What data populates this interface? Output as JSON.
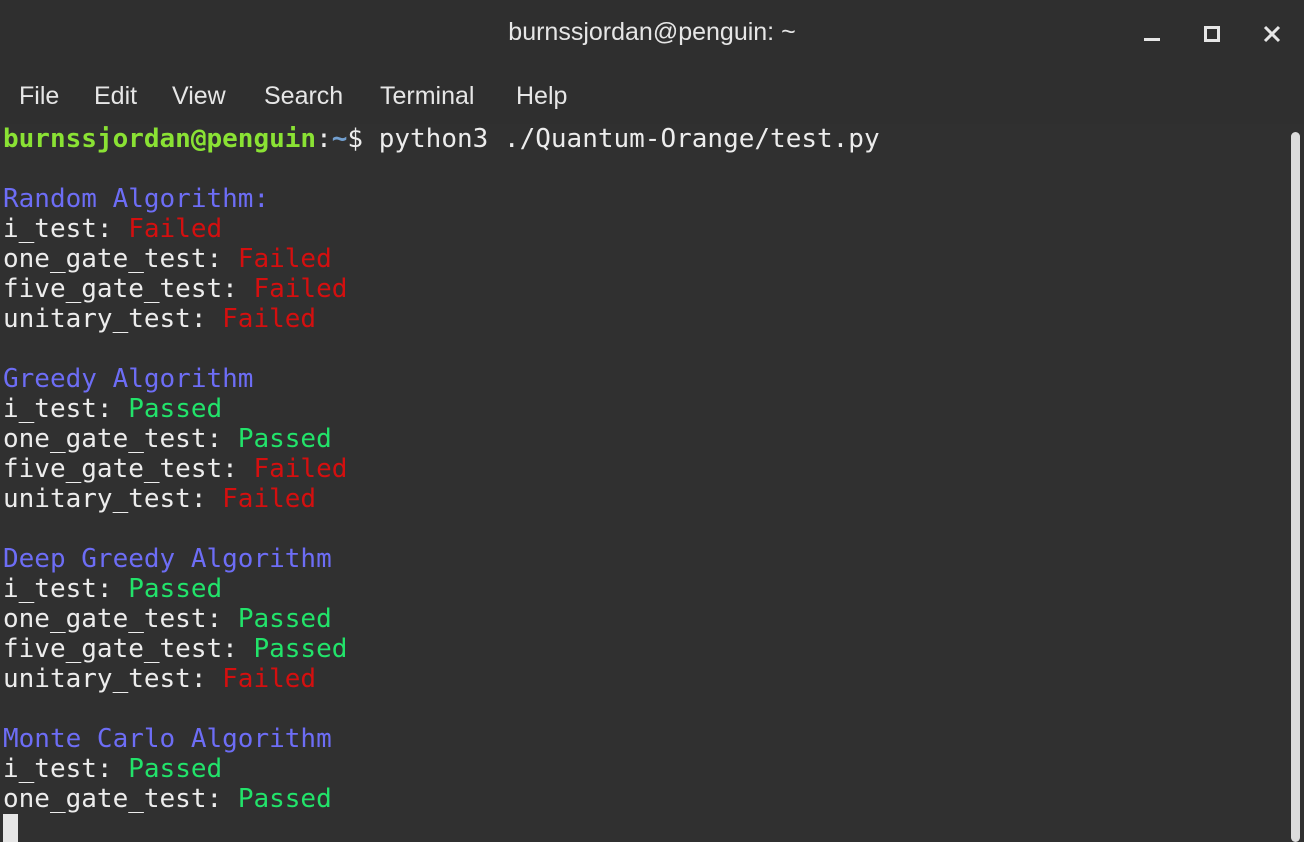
{
  "window": {
    "title": "burnssjordan@penguin: ~",
    "controls": [
      "minimize-icon",
      "maximize-icon",
      "close-icon"
    ]
  },
  "menu": {
    "items": [
      "File",
      "Edit",
      "View",
      "Search",
      "Terminal",
      "Help"
    ]
  },
  "terminal": {
    "prompt_user": "burnssjordan@penguin",
    "prompt_sep": ":",
    "prompt_path": "~",
    "prompt_symbol": "$ ",
    "command": "python3 ./Quantum-Orange/test.py",
    "sections": [
      {
        "header": "Random Algorithm:",
        "tests": [
          {
            "name": "i_test: ",
            "result": "Failed"
          },
          {
            "name": "one_gate_test: ",
            "result": "Failed"
          },
          {
            "name": "five_gate_test: ",
            "result": "Failed"
          },
          {
            "name": "unitary_test: ",
            "result": "Failed"
          }
        ]
      },
      {
        "header": "Greedy Algorithm",
        "tests": [
          {
            "name": "i_test: ",
            "result": "Passed"
          },
          {
            "name": "one_gate_test: ",
            "result": "Passed"
          },
          {
            "name": "five_gate_test: ",
            "result": "Failed"
          },
          {
            "name": "unitary_test: ",
            "result": "Failed"
          }
        ]
      },
      {
        "header": "Deep Greedy Algorithm",
        "tests": [
          {
            "name": "i_test: ",
            "result": "Passed"
          },
          {
            "name": "one_gate_test: ",
            "result": "Passed"
          },
          {
            "name": "five_gate_test: ",
            "result": "Passed"
          },
          {
            "name": "unitary_test: ",
            "result": "Failed"
          }
        ]
      },
      {
        "header": "Monte Carlo Algorithm",
        "tests": [
          {
            "name": "i_test: ",
            "result": "Passed"
          },
          {
            "name": "one_gate_test: ",
            "result": "Passed"
          }
        ]
      }
    ]
  },
  "colors": {
    "background": "#303030",
    "text": "#ececec",
    "prompt_user": "#8ae234",
    "prompt_path": "#729fcf",
    "header": "#6d6df5",
    "passed": "#22e36a",
    "failed": "#d40f0f"
  }
}
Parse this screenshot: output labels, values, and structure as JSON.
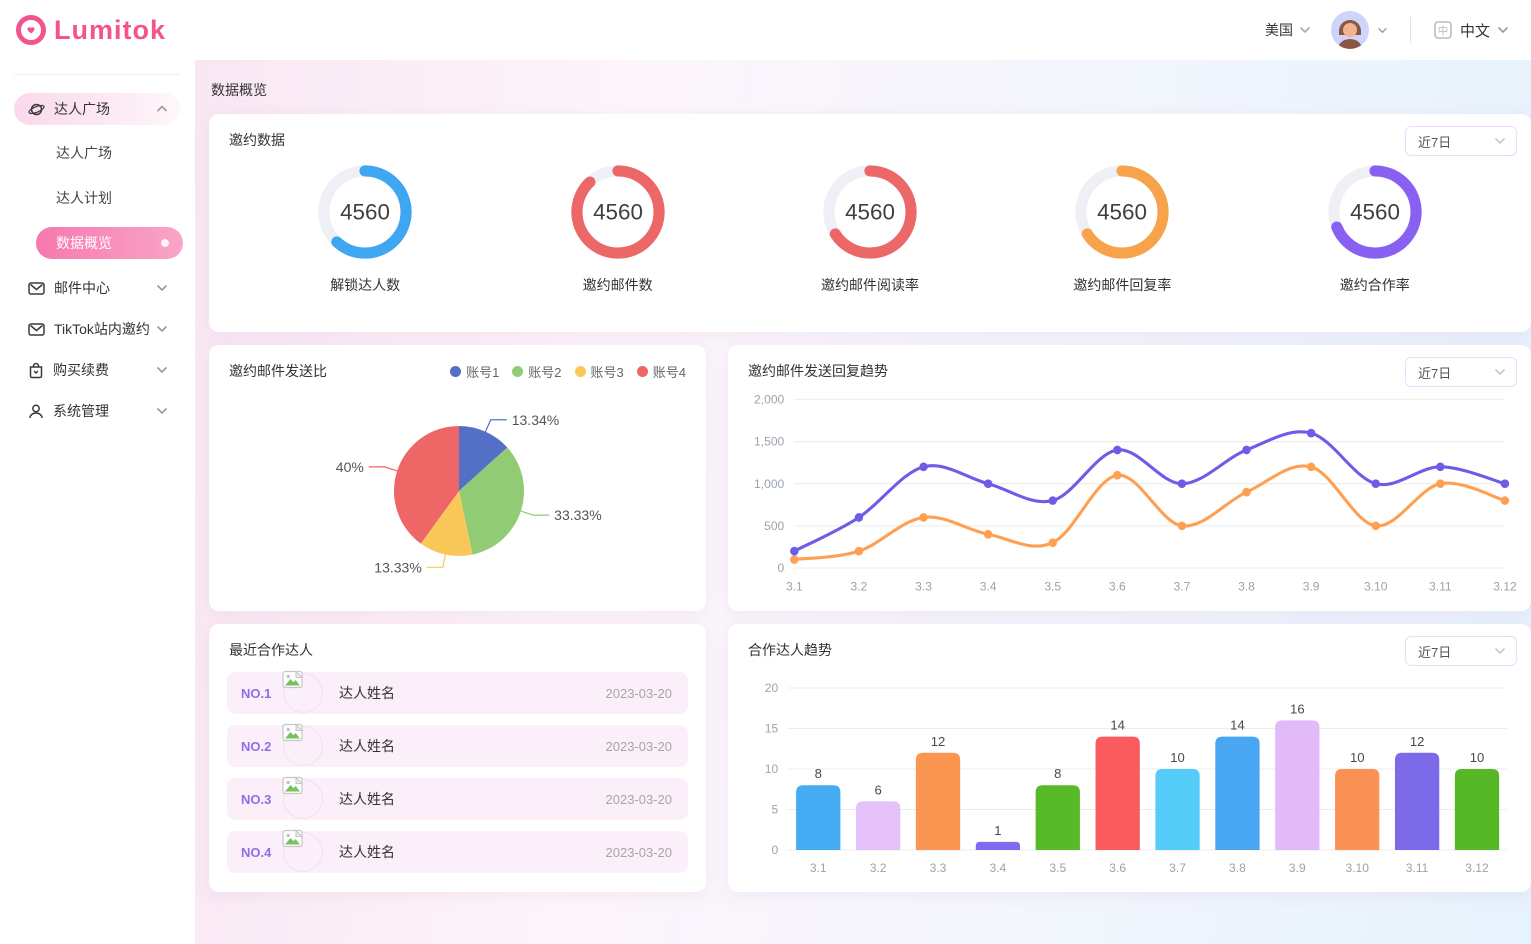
{
  "header": {
    "logo_text": "Lumitok",
    "country": "美国",
    "language": "中文"
  },
  "sidebar": {
    "groups": [
      {
        "label": "达人广场",
        "icon": "planet-icon",
        "expanded": true,
        "children": [
          {
            "label": "达人广场",
            "active": false
          },
          {
            "label": "达人计划",
            "active": false
          },
          {
            "label": "数据概览",
            "active": true
          }
        ]
      },
      {
        "label": "邮件中心",
        "icon": "mail-icon"
      },
      {
        "label": "TikTok站内邀约",
        "icon": "mail-icon"
      },
      {
        "label": "购买续费",
        "icon": "bag-icon"
      },
      {
        "label": "系统管理",
        "icon": "user-icon"
      }
    ]
  },
  "page": {
    "title": "数据概览"
  },
  "recent_partners": {
    "title": "最近合作达人",
    "rows": [
      {
        "rank": "NO.1",
        "name": "达人姓名",
        "date": "2023-03-20"
      },
      {
        "rank": "NO.2",
        "name": "达人姓名",
        "date": "2023-03-20"
      },
      {
        "rank": "NO.3",
        "name": "达人姓名",
        "date": "2023-03-20"
      },
      {
        "rank": "NO.4",
        "name": "达人姓名",
        "date": "2023-03-20"
      }
    ]
  },
  "chart_data": [
    {
      "type": "donut",
      "title": "邀约数据",
      "period": "近7日",
      "metrics": [
        {
          "label": "解锁达人数",
          "value": "4560",
          "percent": 62,
          "color": "#3fa7f1"
        },
        {
          "label": "邀约邮件数",
          "value": "4560",
          "percent": 88,
          "color": "#ec6767"
        },
        {
          "label": "邀约邮件阅读率",
          "value": "4560",
          "percent": 66,
          "color": "#ec6767"
        },
        {
          "label": "邀约邮件回复率",
          "value": "4560",
          "percent": 66,
          "color": "#f7a34c"
        },
        {
          "label": "邀约合作率",
          "value": "4560",
          "percent": 69,
          "color": "#8961f2"
        }
      ],
      "track_color": "#eef0f6"
    },
    {
      "type": "pie",
      "title": "邀约邮件发送比",
      "legend_position": "top-right",
      "slices": [
        {
          "name": "账号1",
          "pct": 13.34,
          "label": "13.34%",
          "color": "#5470c6"
        },
        {
          "name": "账号2",
          "pct": 33.33,
          "label": "33.33%",
          "color": "#91cc75"
        },
        {
          "name": "账号3",
          "pct": 13.33,
          "label": "13.33%",
          "color": "#fac858"
        },
        {
          "name": "账号4",
          "pct": 40.0,
          "label": "40%",
          "color": "#ee6666"
        }
      ]
    },
    {
      "type": "line",
      "title": "邀约邮件发送回复趋势",
      "period": "近7日",
      "x": [
        "3.1",
        "3.2",
        "3.3",
        "3.4",
        "3.5",
        "3.6",
        "3.7",
        "3.8",
        "3.9",
        "3.10",
        "3.11",
        "3.12"
      ],
      "ylim": [
        0,
        2000
      ],
      "ytick_values": [
        0,
        500,
        1000,
        1500,
        2000
      ],
      "ytick_labels": [
        "0",
        "500",
        "1,000",
        "1,500",
        "2,000"
      ],
      "grid": true,
      "smooth": true,
      "series": [
        {
          "color": "#6c5ce7",
          "values": [
            200,
            600,
            1200,
            1000,
            800,
            1400,
            1000,
            1400,
            1600,
            1000,
            1200,
            1000
          ]
        },
        {
          "color": "#ff9f51",
          "values": [
            100,
            200,
            600,
            400,
            300,
            1100,
            500,
            900,
            1200,
            500,
            1000,
            800
          ]
        }
      ]
    },
    {
      "type": "bar",
      "title": "合作达人趋势",
      "period": "近7日",
      "categories": [
        "3.1",
        "3.2",
        "3.3",
        "3.4",
        "3.5",
        "3.6",
        "3.7",
        "3.8",
        "3.9",
        "3.10",
        "3.11",
        "3.12"
      ],
      "values": [
        8,
        6,
        12,
        1,
        8,
        14,
        10,
        14,
        16,
        10,
        12,
        10
      ],
      "bar_colors": [
        "#45abf2",
        "#e4c1f8",
        "#fa9552",
        "#7d6bf0",
        "#58ba29",
        "#f95b5f",
        "#55ccf8",
        "#48a6f2",
        "#e2baf8",
        "#fa9155",
        "#7c6ae8",
        "#57b827"
      ],
      "ylim": [
        0,
        20
      ],
      "yticks": [
        0,
        5,
        10,
        15,
        20
      ],
      "grid": true
    }
  ]
}
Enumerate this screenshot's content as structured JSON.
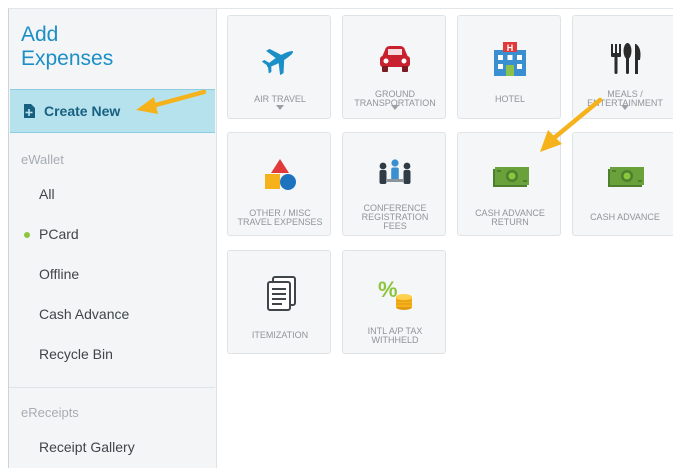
{
  "sidebar": {
    "title": "Add\nExpenses",
    "create_new_label": "Create New",
    "ewallet_header": "eWallet",
    "items": [
      {
        "label": "All",
        "active": false
      },
      {
        "label": "PCard",
        "active": true
      },
      {
        "label": "Offline",
        "active": false
      },
      {
        "label": "Cash Advance",
        "active": false
      },
      {
        "label": "Recycle Bin",
        "active": false
      }
    ],
    "ereceipts_header": "eReceipts",
    "receipt_gallery_label": "Receipt Gallery"
  },
  "tiles": [
    {
      "label": "AIR TRAVEL",
      "icon": "airplane-icon",
      "has_dropdown": true
    },
    {
      "label": "GROUND\nTRANSPORTATION",
      "icon": "car-icon",
      "has_dropdown": true
    },
    {
      "label": "HOTEL",
      "icon": "hotel-icon",
      "has_dropdown": false
    },
    {
      "label": "MEALS /\nENTERTAINMENT",
      "icon": "utensils-icon",
      "has_dropdown": true
    },
    {
      "label": "OTHER / MISC\nTRAVEL EXPENSES",
      "icon": "shapes-icon",
      "has_dropdown": false
    },
    {
      "label": "CONFERENCE\nREGISTRATION\nFEES",
      "icon": "people-icon",
      "has_dropdown": false
    },
    {
      "label": "CASH ADVANCE\nRETURN",
      "icon": "cash-icon",
      "has_dropdown": false
    },
    {
      "label": "CASH ADVANCE",
      "icon": "cash-icon",
      "has_dropdown": false
    },
    {
      "label": "ITEMIZATION",
      "icon": "itemization-icon",
      "has_dropdown": false
    },
    {
      "label": "INTL A/P TAX\nWITHHELD",
      "icon": "tax-coins-icon",
      "has_dropdown": false
    }
  ],
  "colors": {
    "accent": "#1b8fc6",
    "create_new_bg": "#b6e2ee",
    "annotation_arrow": "#f5b21b",
    "active_dot": "#8cc63f"
  }
}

■ The problem: Check every line of the data above for the string "type", and copy those that have it.

■ Solution to the problem:
      "type": "donut",
      "type": "pie",
      "type": "line",
      "type": "bar",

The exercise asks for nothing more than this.